(Collected data)
....................

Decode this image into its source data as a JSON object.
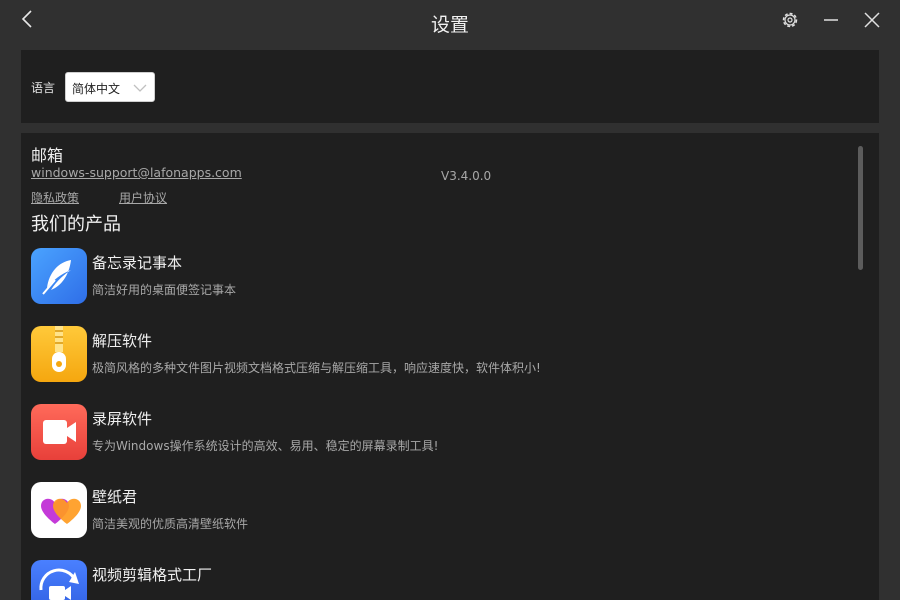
{
  "window": {
    "title": "设置"
  },
  "language": {
    "label": "语言",
    "selected": "简体中文"
  },
  "info": {
    "email_title": "邮箱",
    "email": "windows-support@lafonapps.com",
    "version": "V3.4.0.0",
    "privacy": "隐私政策",
    "agreement": "用户协议",
    "products_title": "我们的产品"
  },
  "products": [
    {
      "name": "备忘录记事本",
      "desc": "简洁好用的桌面便签记事本",
      "icon": "feather-icon",
      "color": "#3b8cf5"
    },
    {
      "name": "解压软件",
      "desc": "极简风格的多种文件图片视频文档格式压缩与解压缩工具，响应速度快，软件体积小!",
      "icon": "zipper-icon",
      "color": "#f5b820"
    },
    {
      "name": "录屏软件",
      "desc": "专为Windows操作系统设计的高效、易用、稳定的屏幕录制工具!",
      "icon": "video-camera-icon",
      "color": "#f2504a"
    },
    {
      "name": "壁纸君",
      "desc": "简洁美观的优质高清壁纸软件",
      "icon": "hearts-icon",
      "color": "#ffffff"
    },
    {
      "name": "视频剪辑格式工厂",
      "desc": "",
      "icon": "video-convert-icon",
      "color": "#3a6ff0"
    }
  ]
}
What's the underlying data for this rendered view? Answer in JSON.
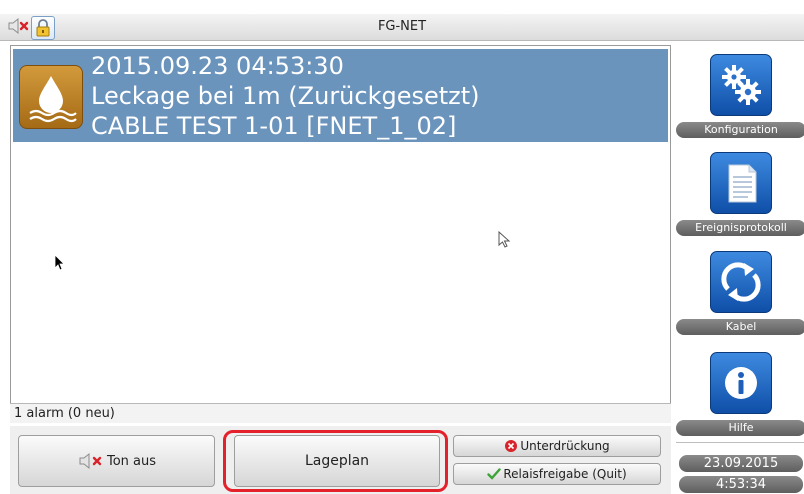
{
  "window": {
    "title": "FG-NET"
  },
  "alarm": {
    "timestamp": "2015.09.23 04:53:30",
    "message": "Leckage bei 1m (Zurückgesetzt)",
    "source": "CABLE TEST 1-01 [FNET_1_02]",
    "icon": "water-leak-icon"
  },
  "status": {
    "text": "1 alarm (0 neu)"
  },
  "buttons": {
    "sound_off": "Ton aus",
    "site_plan": "Lageplan",
    "suppression": "Unterdrückung",
    "relay_release": "Relaisfreigabe (Quit)"
  },
  "sidebar": {
    "items": [
      {
        "label": "Konfiguration",
        "icon": "gears-icon"
      },
      {
        "label": "Ereignisprotokoll",
        "icon": "document-icon"
      },
      {
        "label": "Kabel",
        "icon": "refresh-arrows-icon"
      },
      {
        "label": "Hilfe",
        "icon": "info-icon"
      }
    ]
  },
  "clock": {
    "date": "23.09.2015",
    "time": "4:53:34"
  },
  "colors": {
    "alarm_highlight": "#6b94bd",
    "focus_outline": "#e4202a",
    "icon_blue": "#1f66c2",
    "alarm_icon_orange": "#c48a2e"
  }
}
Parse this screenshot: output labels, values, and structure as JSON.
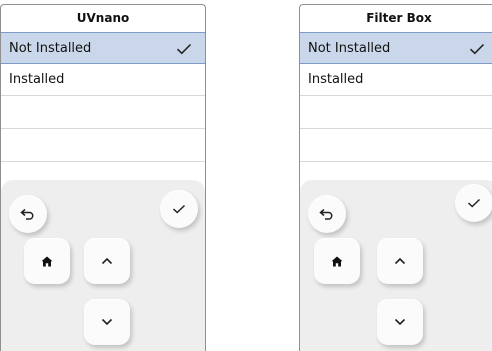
{
  "panels": [
    {
      "title": "UVnano",
      "options": [
        {
          "label": "Not Installed",
          "selected": true
        },
        {
          "label": "Installed",
          "selected": false
        }
      ]
    },
    {
      "title": "Filter Box",
      "options": [
        {
          "label": "Not Installed",
          "selected": true
        },
        {
          "label": "Installed",
          "selected": false
        }
      ]
    }
  ],
  "icons": {
    "selected_mark": "checkmark-icon",
    "back": "back-arrow-icon",
    "confirm": "checkmark-icon",
    "home": "home-icon",
    "up": "chevron-up-icon",
    "down": "chevron-down-icon"
  },
  "colors": {
    "selection_fill": "#cad7ea",
    "selection_border": "#7b9ac6",
    "pad_background": "#eeeeee"
  }
}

....................

● Directions for this task
Which lines contain the word "video"? Copy each of them.

● In response
      "icon": "video-camera-icon",
      "icon": "video-convert-icon",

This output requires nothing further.